## [What the exercise asks]
Please return the full listing below without altering anything.

====

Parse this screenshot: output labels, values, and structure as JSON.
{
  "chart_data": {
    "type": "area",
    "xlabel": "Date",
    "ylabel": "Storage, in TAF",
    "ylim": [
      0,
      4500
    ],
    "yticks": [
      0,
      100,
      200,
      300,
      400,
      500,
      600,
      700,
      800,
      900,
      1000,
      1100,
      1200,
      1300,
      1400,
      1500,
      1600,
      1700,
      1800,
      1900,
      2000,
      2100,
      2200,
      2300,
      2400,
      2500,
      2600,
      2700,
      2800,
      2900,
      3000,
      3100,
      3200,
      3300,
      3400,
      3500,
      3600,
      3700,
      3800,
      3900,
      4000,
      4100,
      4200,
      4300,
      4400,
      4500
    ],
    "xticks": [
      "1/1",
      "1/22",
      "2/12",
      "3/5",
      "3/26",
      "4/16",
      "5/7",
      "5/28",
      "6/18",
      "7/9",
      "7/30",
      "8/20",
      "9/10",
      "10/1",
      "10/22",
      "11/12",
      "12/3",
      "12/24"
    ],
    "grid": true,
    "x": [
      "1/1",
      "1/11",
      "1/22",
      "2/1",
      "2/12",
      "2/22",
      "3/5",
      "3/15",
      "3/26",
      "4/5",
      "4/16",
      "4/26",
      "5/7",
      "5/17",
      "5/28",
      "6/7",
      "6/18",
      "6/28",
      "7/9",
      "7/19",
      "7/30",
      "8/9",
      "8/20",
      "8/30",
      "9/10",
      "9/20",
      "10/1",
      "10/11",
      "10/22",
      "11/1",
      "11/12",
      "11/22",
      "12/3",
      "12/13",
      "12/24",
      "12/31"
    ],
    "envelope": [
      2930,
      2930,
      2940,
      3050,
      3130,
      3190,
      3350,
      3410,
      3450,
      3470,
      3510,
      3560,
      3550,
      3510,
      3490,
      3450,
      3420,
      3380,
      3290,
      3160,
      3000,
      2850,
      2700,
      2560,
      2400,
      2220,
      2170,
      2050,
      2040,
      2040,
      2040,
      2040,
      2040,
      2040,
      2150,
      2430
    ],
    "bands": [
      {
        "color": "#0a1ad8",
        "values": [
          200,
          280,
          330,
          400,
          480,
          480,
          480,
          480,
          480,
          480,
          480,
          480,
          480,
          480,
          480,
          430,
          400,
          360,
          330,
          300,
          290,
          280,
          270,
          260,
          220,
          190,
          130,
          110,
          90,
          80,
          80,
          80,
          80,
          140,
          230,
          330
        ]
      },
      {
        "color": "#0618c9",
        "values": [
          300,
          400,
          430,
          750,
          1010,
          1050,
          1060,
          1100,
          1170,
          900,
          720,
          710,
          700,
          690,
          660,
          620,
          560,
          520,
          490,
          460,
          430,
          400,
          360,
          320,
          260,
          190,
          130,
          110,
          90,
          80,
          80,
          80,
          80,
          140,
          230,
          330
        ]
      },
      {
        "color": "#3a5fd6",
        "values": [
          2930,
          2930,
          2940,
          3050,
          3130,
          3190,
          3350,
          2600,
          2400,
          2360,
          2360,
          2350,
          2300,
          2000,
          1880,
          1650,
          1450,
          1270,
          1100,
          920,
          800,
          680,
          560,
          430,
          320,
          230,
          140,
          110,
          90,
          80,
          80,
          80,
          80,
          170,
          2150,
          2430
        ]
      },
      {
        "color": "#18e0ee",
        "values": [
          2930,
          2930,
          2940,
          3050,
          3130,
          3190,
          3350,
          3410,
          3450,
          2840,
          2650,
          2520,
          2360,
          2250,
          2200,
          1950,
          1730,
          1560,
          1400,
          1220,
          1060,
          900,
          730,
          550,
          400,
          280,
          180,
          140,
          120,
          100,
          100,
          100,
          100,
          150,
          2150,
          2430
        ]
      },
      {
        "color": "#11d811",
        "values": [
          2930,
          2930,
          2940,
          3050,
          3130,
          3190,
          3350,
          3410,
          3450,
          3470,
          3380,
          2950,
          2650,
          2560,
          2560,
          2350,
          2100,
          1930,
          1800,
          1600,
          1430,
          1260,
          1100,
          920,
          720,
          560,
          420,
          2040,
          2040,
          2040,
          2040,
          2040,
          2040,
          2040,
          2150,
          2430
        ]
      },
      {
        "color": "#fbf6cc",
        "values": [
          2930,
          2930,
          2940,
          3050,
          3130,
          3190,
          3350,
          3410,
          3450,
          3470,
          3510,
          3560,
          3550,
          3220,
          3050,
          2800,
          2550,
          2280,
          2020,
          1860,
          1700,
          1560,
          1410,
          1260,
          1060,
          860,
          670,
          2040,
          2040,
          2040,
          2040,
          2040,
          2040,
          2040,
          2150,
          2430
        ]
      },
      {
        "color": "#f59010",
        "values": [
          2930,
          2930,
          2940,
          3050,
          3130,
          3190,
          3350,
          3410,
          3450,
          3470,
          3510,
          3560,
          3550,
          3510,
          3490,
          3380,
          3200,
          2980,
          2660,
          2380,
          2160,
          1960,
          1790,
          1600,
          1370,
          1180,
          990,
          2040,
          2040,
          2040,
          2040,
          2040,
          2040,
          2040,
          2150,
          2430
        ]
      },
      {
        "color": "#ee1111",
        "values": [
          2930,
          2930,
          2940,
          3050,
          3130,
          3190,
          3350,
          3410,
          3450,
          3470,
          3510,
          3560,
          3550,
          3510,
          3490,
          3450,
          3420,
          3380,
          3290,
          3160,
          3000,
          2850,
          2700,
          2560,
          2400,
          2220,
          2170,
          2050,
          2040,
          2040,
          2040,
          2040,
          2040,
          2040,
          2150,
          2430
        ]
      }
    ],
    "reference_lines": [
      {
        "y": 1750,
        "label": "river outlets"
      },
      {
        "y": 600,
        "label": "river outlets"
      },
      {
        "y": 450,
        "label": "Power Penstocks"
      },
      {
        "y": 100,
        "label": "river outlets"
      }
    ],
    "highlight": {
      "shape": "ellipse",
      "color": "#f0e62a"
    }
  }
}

====

## [Complete output]
Parse this screenshot: output labels, values, and structure as JSON.
{
  "chart_data": {
    "type": "area",
    "xlabel": "Date",
    "ylabel": "Storage, in TAF",
    "ylim": [
      0,
      4500
    ],
    "yticks": [
      0,
      100,
      200,
      300,
      400,
      500,
      600,
      700,
      800,
      900,
      1000,
      1100,
      1200,
      1300,
      1400,
      1500,
      1600,
      1700,
      1800,
      1900,
      2000,
      2100,
      2200,
      2300,
      2400,
      2500,
      2600,
      2700,
      2800,
      2900,
      3000,
      3100,
      3200,
      3300,
      3400,
      3500,
      3600,
      3700,
      3800,
      3900,
      4000,
      4100,
      4200,
      4300,
      4400,
      4500
    ],
    "xticks": [
      "1/1",
      "1/22",
      "2/12",
      "3/5",
      "3/26",
      "4/16",
      "5/7",
      "5/28",
      "6/18",
      "7/9",
      "7/30",
      "8/20",
      "9/10",
      "10/1",
      "10/22",
      "11/12",
      "12/3",
      "12/24"
    ],
    "grid": true,
    "x": [
      "1/1",
      "1/11",
      "1/22",
      "2/1",
      "2/12",
      "2/22",
      "3/5",
      "3/15",
      "3/26",
      "4/5",
      "4/16",
      "4/26",
      "5/7",
      "5/17",
      "5/28",
      "6/7",
      "6/18",
      "6/28",
      "7/9",
      "7/19",
      "7/30",
      "8/9",
      "8/20",
      "8/30",
      "9/10",
      "9/20",
      "10/1",
      "10/11",
      "10/22",
      "11/1",
      "11/12",
      "11/22",
      "12/3",
      "12/13",
      "12/24",
      "12/31"
    ],
    "envelope": [
      2930,
      2930,
      2940,
      3050,
      3130,
      3190,
      3350,
      3410,
      3450,
      3470,
      3510,
      3560,
      3550,
      3510,
      3490,
      3450,
      3420,
      3380,
      3290,
      3160,
      3000,
      2850,
      2700,
      2560,
      2400,
      2220,
      2170,
      2050,
      2040,
      2040,
      2040,
      2040,
      2040,
      2040,
      2150,
      2430
    ],
    "bands": [
      {
        "color": "#0a1ad8",
        "values": [
          200,
          280,
          330,
          400,
          480,
          480,
          480,
          480,
          480,
          480,
          480,
          480,
          480,
          480,
          480,
          430,
          400,
          360,
          330,
          300,
          290,
          280,
          270,
          260,
          220,
          190,
          130,
          110,
          90,
          80,
          80,
          80,
          80,
          140,
          230,
          330
        ]
      },
      {
        "color": "#0618c9",
        "values": [
          300,
          400,
          430,
          750,
          1010,
          1050,
          1060,
          1100,
          1170,
          900,
          720,
          710,
          700,
          690,
          660,
          620,
          560,
          520,
          490,
          460,
          430,
          400,
          360,
          320,
          260,
          190,
          130,
          110,
          90,
          80,
          80,
          80,
          80,
          140,
          230,
          330
        ]
      },
      {
        "color": "#3a5fd6",
        "values": [
          2930,
          2930,
          2940,
          3050,
          3130,
          3190,
          3350,
          2600,
          2400,
          2360,
          2360,
          2350,
          2300,
          2000,
          1880,
          1650,
          1450,
          1270,
          1100,
          920,
          800,
          680,
          560,
          430,
          320,
          230,
          140,
          110,
          90,
          80,
          80,
          80,
          80,
          170,
          2150,
          2430
        ]
      },
      {
        "color": "#18e0ee",
        "values": [
          2930,
          2930,
          2940,
          3050,
          3130,
          3190,
          3350,
          3410,
          3450,
          2840,
          2650,
          2520,
          2360,
          2250,
          2200,
          1950,
          1730,
          1560,
          1400,
          1220,
          1060,
          900,
          730,
          550,
          400,
          280,
          180,
          140,
          120,
          100,
          100,
          100,
          100,
          150,
          2150,
          2430
        ]
      },
      {
        "color": "#11d811",
        "values": [
          2930,
          2930,
          2940,
          3050,
          3130,
          3190,
          3350,
          3410,
          3450,
          3470,
          3380,
          2950,
          2650,
          2560,
          2560,
          2350,
          2100,
          1930,
          1800,
          1600,
          1430,
          1260,
          1100,
          920,
          720,
          560,
          420,
          2040,
          2040,
          2040,
          2040,
          2040,
          2040,
          2040,
          2150,
          2430
        ]
      },
      {
        "color": "#fbf6cc",
        "values": [
          2930,
          2930,
          2940,
          3050,
          3130,
          3190,
          3350,
          3410,
          3450,
          3470,
          3510,
          3560,
          3550,
          3220,
          3050,
          2800,
          2550,
          2280,
          2020,
          1860,
          1700,
          1560,
          1410,
          1260,
          1060,
          860,
          670,
          2040,
          2040,
          2040,
          2040,
          2040,
          2040,
          2040,
          2150,
          2430
        ]
      },
      {
        "color": "#f59010",
        "values": [
          2930,
          2930,
          2940,
          3050,
          3130,
          3190,
          3350,
          3410,
          3450,
          3470,
          3510,
          3560,
          3550,
          3510,
          3490,
          3380,
          3200,
          2980,
          2660,
          2380,
          2160,
          1960,
          1790,
          1600,
          1370,
          1180,
          990,
          2040,
          2040,
          2040,
          2040,
          2040,
          2040,
          2040,
          2150,
          2430
        ]
      },
      {
        "color": "#ee1111",
        "values": [
          2930,
          2930,
          2940,
          3050,
          3130,
          3190,
          3350,
          3410,
          3450,
          3470,
          3510,
          3560,
          3550,
          3510,
          3490,
          3450,
          3420,
          3380,
          3290,
          3160,
          3000,
          2850,
          2700,
          2560,
          2400,
          2220,
          2170,
          2050,
          2040,
          2040,
          2040,
          2040,
          2040,
          2040,
          2150,
          2430
        ]
      }
    ],
    "reference_lines": [
      {
        "y": 1750,
        "label": "river outlets"
      },
      {
        "y": 600,
        "label": "river outlets"
      },
      {
        "y": 450,
        "label": "Power Penstocks"
      },
      {
        "y": 100,
        "label": "river outlets"
      }
    ],
    "highlight": {
      "shape": "ellipse",
      "color": "#f0e62a"
    }
  }
}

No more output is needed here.